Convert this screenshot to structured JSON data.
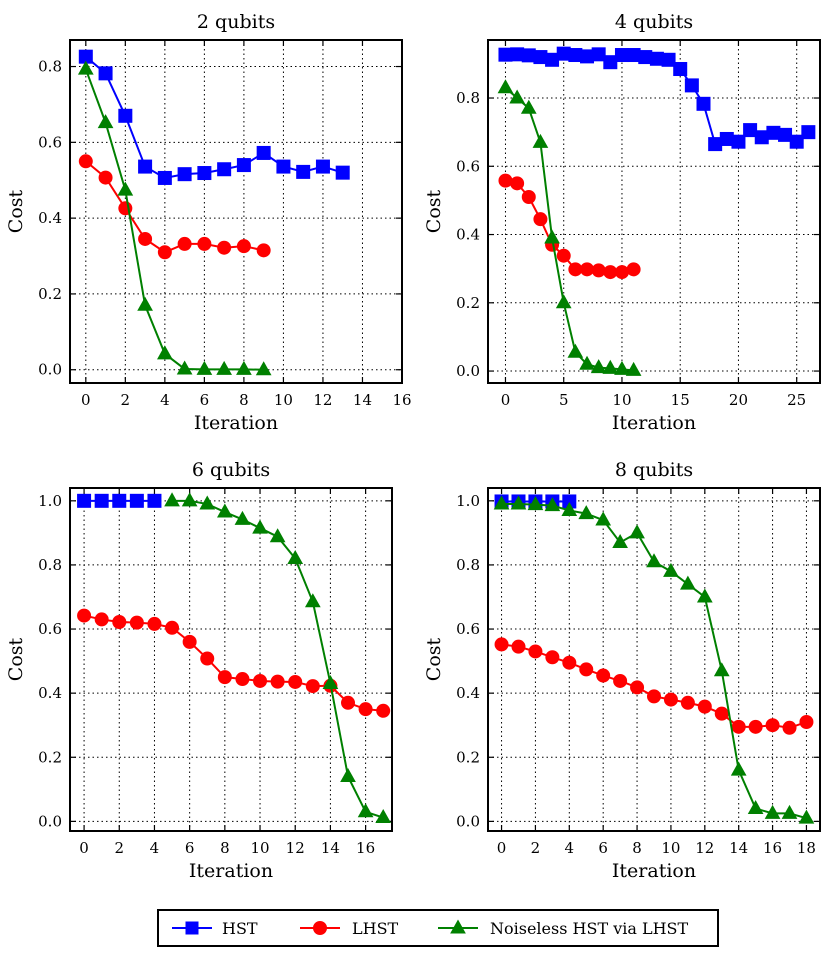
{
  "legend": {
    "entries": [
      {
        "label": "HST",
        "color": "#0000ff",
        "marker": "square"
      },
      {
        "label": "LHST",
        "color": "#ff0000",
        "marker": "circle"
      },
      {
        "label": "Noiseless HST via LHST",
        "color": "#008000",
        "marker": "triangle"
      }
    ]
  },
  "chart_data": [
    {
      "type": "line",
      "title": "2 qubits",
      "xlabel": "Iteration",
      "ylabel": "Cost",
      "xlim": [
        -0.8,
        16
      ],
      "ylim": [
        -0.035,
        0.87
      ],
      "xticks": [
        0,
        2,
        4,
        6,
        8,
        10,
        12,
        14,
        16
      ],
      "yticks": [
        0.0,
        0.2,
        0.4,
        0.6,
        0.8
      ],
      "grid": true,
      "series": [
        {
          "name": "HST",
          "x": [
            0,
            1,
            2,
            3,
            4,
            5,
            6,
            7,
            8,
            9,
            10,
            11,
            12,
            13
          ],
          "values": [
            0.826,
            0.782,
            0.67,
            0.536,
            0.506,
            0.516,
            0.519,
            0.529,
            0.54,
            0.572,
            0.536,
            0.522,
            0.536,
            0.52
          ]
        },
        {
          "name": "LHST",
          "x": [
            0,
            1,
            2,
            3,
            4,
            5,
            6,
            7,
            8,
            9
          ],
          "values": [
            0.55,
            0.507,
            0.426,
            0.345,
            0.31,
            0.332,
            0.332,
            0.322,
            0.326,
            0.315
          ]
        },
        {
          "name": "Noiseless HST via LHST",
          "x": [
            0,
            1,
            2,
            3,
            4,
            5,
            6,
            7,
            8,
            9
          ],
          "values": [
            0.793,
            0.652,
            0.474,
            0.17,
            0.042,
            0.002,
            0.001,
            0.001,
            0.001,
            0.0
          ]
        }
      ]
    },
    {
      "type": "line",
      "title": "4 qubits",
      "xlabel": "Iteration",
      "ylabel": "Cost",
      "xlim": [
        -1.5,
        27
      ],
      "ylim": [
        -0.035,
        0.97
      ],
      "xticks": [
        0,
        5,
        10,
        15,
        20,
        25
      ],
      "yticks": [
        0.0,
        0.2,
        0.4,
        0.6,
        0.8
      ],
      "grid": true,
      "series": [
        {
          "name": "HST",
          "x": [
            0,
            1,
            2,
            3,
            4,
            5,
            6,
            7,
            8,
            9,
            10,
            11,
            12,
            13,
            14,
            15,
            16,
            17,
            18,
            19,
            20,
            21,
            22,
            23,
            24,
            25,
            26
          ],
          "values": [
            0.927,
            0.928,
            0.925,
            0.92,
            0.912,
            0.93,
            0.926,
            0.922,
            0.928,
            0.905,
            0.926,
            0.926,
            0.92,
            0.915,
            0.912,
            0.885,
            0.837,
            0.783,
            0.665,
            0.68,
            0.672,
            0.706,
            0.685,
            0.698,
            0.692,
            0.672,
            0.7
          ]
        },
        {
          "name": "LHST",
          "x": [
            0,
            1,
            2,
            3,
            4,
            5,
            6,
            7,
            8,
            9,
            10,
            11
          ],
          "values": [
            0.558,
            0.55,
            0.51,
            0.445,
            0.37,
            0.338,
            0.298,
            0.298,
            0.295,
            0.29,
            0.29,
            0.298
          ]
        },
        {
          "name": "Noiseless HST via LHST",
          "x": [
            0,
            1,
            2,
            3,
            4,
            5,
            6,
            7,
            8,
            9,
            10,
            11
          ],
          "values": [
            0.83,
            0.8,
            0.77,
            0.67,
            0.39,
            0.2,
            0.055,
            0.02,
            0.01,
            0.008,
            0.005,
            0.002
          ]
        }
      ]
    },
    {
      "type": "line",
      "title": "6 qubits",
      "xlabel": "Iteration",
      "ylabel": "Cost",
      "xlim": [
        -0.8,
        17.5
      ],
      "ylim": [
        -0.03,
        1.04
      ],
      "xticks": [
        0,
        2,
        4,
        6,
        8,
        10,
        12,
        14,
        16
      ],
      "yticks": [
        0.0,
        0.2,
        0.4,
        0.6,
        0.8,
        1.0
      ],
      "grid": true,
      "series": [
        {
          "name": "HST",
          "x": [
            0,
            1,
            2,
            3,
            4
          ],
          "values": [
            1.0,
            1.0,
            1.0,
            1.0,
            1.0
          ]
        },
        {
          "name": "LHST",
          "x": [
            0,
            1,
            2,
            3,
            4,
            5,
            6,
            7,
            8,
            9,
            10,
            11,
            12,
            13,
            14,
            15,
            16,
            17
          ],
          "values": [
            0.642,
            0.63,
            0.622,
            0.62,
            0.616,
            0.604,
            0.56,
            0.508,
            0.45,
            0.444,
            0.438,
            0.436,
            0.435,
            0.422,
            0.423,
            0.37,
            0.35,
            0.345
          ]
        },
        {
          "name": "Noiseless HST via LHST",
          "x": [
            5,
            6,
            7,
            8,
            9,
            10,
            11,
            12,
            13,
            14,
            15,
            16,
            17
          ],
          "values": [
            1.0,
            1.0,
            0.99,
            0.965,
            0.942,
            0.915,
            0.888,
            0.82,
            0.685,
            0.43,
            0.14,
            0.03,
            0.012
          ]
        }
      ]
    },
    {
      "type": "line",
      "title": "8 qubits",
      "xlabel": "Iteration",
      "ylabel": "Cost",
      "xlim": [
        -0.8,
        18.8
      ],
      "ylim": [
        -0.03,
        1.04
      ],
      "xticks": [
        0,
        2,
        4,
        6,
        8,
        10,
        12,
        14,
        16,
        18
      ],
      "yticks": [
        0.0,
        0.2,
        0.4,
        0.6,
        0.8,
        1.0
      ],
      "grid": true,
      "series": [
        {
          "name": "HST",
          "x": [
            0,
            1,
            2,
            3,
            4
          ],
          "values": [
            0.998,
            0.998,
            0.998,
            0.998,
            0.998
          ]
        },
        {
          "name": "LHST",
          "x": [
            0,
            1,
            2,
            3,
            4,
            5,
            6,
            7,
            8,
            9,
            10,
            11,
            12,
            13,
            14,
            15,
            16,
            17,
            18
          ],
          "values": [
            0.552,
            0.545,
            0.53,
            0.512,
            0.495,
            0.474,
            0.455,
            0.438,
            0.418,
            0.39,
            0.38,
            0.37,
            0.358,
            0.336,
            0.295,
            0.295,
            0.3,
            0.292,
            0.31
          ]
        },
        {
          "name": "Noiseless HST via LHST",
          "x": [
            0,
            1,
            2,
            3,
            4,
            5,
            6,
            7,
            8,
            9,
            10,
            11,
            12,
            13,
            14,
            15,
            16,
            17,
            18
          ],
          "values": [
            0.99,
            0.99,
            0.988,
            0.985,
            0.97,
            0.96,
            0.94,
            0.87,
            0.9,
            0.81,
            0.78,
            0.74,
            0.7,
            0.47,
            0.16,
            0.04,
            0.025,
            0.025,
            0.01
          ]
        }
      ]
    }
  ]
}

*What is expected:* Using the entries above, return each line in which the word "color" occurs.

*Solution to the problem:*
        "color": "#0000ff",
        "color": "#ff0000",
        "color": "#008000",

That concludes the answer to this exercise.